» Extracted information:
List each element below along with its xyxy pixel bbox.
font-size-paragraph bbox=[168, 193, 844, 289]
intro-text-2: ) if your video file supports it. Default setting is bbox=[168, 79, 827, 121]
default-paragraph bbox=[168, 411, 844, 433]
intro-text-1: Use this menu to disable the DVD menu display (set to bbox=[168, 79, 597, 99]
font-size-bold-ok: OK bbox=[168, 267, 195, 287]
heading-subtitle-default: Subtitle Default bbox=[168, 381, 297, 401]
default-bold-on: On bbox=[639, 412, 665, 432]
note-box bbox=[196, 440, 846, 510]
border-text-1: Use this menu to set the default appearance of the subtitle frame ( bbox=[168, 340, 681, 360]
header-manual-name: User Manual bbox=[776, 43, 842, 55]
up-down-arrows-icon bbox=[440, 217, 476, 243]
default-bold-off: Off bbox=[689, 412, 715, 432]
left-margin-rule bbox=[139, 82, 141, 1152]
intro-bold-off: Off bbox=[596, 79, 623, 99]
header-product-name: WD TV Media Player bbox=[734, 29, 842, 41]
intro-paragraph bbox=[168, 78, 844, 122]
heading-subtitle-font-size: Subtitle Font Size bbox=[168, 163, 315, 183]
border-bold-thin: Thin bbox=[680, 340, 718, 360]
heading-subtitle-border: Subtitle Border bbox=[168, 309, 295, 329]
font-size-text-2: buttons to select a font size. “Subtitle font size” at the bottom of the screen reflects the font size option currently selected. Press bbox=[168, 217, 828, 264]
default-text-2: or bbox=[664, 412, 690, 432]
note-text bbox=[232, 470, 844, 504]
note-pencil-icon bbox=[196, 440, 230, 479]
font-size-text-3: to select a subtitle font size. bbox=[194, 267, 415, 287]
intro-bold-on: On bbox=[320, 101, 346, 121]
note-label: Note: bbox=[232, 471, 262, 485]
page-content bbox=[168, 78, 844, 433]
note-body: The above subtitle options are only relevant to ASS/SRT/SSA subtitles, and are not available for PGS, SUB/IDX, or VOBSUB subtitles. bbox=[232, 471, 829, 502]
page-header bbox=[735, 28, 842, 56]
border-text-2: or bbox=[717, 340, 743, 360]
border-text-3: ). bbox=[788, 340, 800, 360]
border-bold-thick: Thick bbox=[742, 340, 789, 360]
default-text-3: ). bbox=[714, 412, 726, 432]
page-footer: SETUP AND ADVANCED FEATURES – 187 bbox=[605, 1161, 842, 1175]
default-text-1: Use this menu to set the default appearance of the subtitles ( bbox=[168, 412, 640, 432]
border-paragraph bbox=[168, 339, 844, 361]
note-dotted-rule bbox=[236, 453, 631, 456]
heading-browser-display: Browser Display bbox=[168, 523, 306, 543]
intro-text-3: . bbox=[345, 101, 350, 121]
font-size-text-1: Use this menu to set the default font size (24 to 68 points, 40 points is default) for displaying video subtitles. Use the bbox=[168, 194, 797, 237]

» Stated goal:
Retype each of the lines above without changing a single character.

» Task output:
List each element below along with its xyxy pixel bbox.
font-size-paragraph bbox=[168, 193, 844, 289]
intro-text-2: ) if your video file supports it. Default setting is bbox=[168, 79, 827, 121]
default-paragraph bbox=[168, 411, 844, 433]
intro-text-1: Use this menu to disable the DVD menu display (set to bbox=[168, 79, 597, 99]
font-size-bold-ok: OK bbox=[168, 267, 195, 287]
heading-subtitle-default: Subtitle Default bbox=[168, 381, 297, 401]
default-bold-on: On bbox=[639, 412, 665, 432]
note-box bbox=[196, 440, 846, 510]
border-text-1: Use this menu to set the default appearance of the subtitle frame ( bbox=[168, 340, 681, 360]
header-manual-name: User Manual bbox=[776, 43, 842, 55]
up-down-arrows-icon bbox=[440, 217, 476, 243]
default-bold-off: Off bbox=[689, 412, 715, 432]
left-margin-rule bbox=[139, 82, 141, 1152]
intro-bold-off: Off bbox=[596, 79, 623, 99]
header-product-name: WD TV Media Player bbox=[734, 29, 842, 41]
intro-paragraph bbox=[168, 78, 844, 122]
heading-subtitle-font-size: Subtitle Font Size bbox=[168, 163, 315, 183]
border-bold-thin: Thin bbox=[680, 340, 718, 360]
heading-subtitle-border: Subtitle Border bbox=[168, 309, 295, 329]
font-size-text-2: buttons to select a font size. “Subtitle font size” at the bottom of the screen reflects the font size option currently selected. Press bbox=[168, 217, 828, 264]
default-text-2: or bbox=[664, 412, 690, 432]
note-text bbox=[232, 470, 844, 504]
note-pencil-icon bbox=[196, 440, 230, 479]
font-size-text-3: to select a subtitle font size. bbox=[194, 267, 415, 287]
intro-bold-on: On bbox=[320, 101, 346, 121]
note-label: Note: bbox=[232, 471, 262, 485]
page-content bbox=[168, 78, 844, 433]
note-body: The above subtitle options are only relevant to ASS/SRT/SSA subtitles, and are not available for PGS, SUB/IDX, or VOBSUB subtitles. bbox=[232, 471, 829, 502]
page-header bbox=[735, 28, 842, 56]
border-text-2: or bbox=[717, 340, 743, 360]
border-text-3: ). bbox=[788, 340, 800, 360]
border-bold-thick: Thick bbox=[742, 340, 789, 360]
default-text-3: ). bbox=[714, 412, 726, 432]
page-footer: SETUP AND ADVANCED FEATURES – 187 bbox=[605, 1161, 842, 1175]
default-text-1: Use this menu to set the default appearance of the subtitles ( bbox=[168, 412, 640, 432]
border-paragraph bbox=[168, 339, 844, 361]
note-dotted-rule bbox=[236, 453, 631, 456]
heading-browser-display: Browser Display bbox=[168, 523, 306, 543]
intro-text-3: . bbox=[345, 101, 350, 121]
font-size-text-1: Use this menu to set the default font size (24 to 68 points, 40 points is default) for displaying video subtitles. Use the bbox=[168, 194, 797, 237]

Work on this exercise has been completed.